** WHAT YOU SHOULD DO **
All the data should be repeated exactly. Any image in it is left out.

(Stored entries)
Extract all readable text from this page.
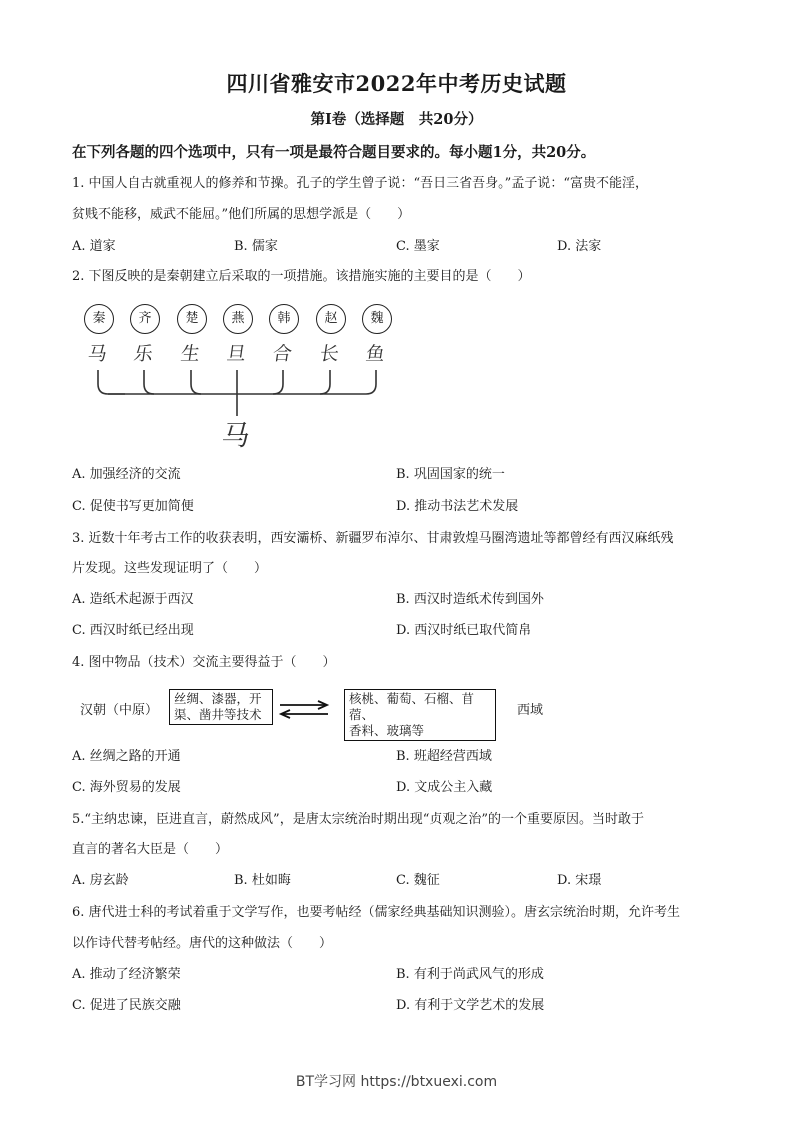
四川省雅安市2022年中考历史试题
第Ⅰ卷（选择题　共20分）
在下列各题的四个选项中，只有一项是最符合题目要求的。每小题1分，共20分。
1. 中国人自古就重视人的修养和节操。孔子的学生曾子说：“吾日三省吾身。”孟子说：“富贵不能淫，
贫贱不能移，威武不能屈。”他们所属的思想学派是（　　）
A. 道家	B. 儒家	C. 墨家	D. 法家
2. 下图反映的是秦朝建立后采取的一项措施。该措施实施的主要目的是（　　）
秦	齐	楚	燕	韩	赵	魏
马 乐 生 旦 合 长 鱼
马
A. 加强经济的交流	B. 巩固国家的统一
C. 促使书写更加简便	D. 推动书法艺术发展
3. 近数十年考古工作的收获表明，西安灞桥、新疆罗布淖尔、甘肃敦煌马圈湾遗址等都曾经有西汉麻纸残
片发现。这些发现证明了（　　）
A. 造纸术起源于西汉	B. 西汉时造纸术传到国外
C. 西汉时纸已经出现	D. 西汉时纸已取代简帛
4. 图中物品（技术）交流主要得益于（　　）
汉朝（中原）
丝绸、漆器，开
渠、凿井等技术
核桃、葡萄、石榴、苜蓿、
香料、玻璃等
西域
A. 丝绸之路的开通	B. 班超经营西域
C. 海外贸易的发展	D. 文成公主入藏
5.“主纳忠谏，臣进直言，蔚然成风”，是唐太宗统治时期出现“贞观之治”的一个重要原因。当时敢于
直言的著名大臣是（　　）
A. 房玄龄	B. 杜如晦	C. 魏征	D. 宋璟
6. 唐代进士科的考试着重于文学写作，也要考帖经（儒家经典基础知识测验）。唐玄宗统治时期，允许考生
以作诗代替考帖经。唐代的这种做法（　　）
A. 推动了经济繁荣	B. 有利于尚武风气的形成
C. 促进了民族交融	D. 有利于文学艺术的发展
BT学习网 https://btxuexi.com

** THE RESPONSE **
Extract all readable text from this page.
四川省雅安市2022年中考历史试题
第Ⅰ卷（选择题　共20分）
在下列各题的四个选项中，只有一项是最符合题目要求的。每小题1分，共20分。
1. 中国人自古就重视人的修养和节操。孔子的学生曾子说：“吾日三省吾身。”孟子说：“富贵不能淫，
贫贱不能移，威武不能屈。”他们所属的思想学派是（　　）
A. 道家	B. 儒家	C. 墨家	D. 法家
2. 下图反映的是秦朝建立后采取的一项措施。该措施实施的主要目的是（　　）
秦	齐	楚	燕	韩	赵	魏
马 乐 生 旦 合 长 鱼
马
A. 加强经济的交流	B. 巩固国家的统一
C. 促使书写更加简便	D. 推动书法艺术发展
3. 近数十年考古工作的收获表明，西安灞桥、新疆罗布淖尔、甘肃敦煌马圈湾遗址等都曾经有西汉麻纸残
片发现。这些发现证明了（　　）
A. 造纸术起源于西汉	B. 西汉时造纸术传到国外
C. 西汉时纸已经出现	D. 西汉时纸已取代简帛
4. 图中物品（技术）交流主要得益于（　　）
汉朝（中原）
丝绸、漆器，开
渠、凿井等技术
核桃、葡萄、石榴、苜蓿、
香料、玻璃等
西域
A. 丝绸之路的开通	B. 班超经营西域
C. 海外贸易的发展	D. 文成公主入藏
5.“主纳忠谏，臣进直言，蔚然成风”，是唐太宗统治时期出现“贞观之治”的一个重要原因。当时敢于
直言的著名大臣是（　　）
A. 房玄龄	B. 杜如晦	C. 魏征	D. 宋璟
6. 唐代进士科的考试着重于文学写作，也要考帖经（儒家经典基础知识测验）。唐玄宗统治时期，允许考生
以作诗代替考帖经。唐代的这种做法（　　）
A. 推动了经济繁荣	B. 有利于尚武风气的形成
C. 促进了民族交融	D. 有利于文学艺术的发展
BT学习网 https://btxuexi.com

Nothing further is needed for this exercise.